## REQUEST
Output all of the data below exactly as given.
** Start **
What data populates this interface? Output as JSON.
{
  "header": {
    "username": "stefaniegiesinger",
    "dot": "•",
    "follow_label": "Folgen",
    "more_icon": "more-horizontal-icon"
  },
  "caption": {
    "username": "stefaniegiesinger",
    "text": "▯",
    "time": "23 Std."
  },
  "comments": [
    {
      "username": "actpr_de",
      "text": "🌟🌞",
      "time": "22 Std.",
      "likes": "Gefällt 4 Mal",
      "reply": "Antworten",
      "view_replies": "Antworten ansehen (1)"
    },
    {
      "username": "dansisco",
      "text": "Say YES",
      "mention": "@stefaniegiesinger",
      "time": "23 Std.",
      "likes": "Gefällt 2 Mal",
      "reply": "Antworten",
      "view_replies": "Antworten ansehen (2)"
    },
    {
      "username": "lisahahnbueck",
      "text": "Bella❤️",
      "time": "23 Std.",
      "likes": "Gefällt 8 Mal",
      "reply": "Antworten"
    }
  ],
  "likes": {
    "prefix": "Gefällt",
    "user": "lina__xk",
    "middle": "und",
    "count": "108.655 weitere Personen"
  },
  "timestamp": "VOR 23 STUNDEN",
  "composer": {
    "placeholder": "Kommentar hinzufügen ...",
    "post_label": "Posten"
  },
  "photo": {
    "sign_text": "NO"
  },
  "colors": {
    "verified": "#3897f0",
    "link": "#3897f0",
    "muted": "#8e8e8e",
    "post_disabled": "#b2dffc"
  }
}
** End **
## SOLUTION TO THIS PROBLEM
What data populates this interface? Output as JSON.
{
  "header": {
    "username": "stefaniegiesinger",
    "dot": "•",
    "follow_label": "Folgen",
    "more_icon": "more-horizontal-icon"
  },
  "caption": {
    "username": "stefaniegiesinger",
    "text": "▯",
    "time": "23 Std."
  },
  "comments": [
    {
      "username": "actpr_de",
      "text": "🌟🌞",
      "time": "22 Std.",
      "likes": "Gefällt 4 Mal",
      "reply": "Antworten",
      "view_replies": "Antworten ansehen (1)"
    },
    {
      "username": "dansisco",
      "text": "Say YES",
      "mention": "@stefaniegiesinger",
      "time": "23 Std.",
      "likes": "Gefällt 2 Mal",
      "reply": "Antworten",
      "view_replies": "Antworten ansehen (2)"
    },
    {
      "username": "lisahahnbueck",
      "text": "Bella❤️",
      "time": "23 Std.",
      "likes": "Gefällt 8 Mal",
      "reply": "Antworten"
    }
  ],
  "likes": {
    "prefix": "Gefällt",
    "user": "lina__xk",
    "middle": "und",
    "count": "108.655 weitere Personen"
  },
  "timestamp": "VOR 23 STUNDEN",
  "composer": {
    "placeholder": "Kommentar hinzufügen ...",
    "post_label": "Posten"
  },
  "photo": {
    "sign_text": "NO"
  },
  "colors": {
    "verified": "#3897f0",
    "link": "#3897f0",
    "muted": "#8e8e8e",
    "post_disabled": "#b2dffc"
  }
}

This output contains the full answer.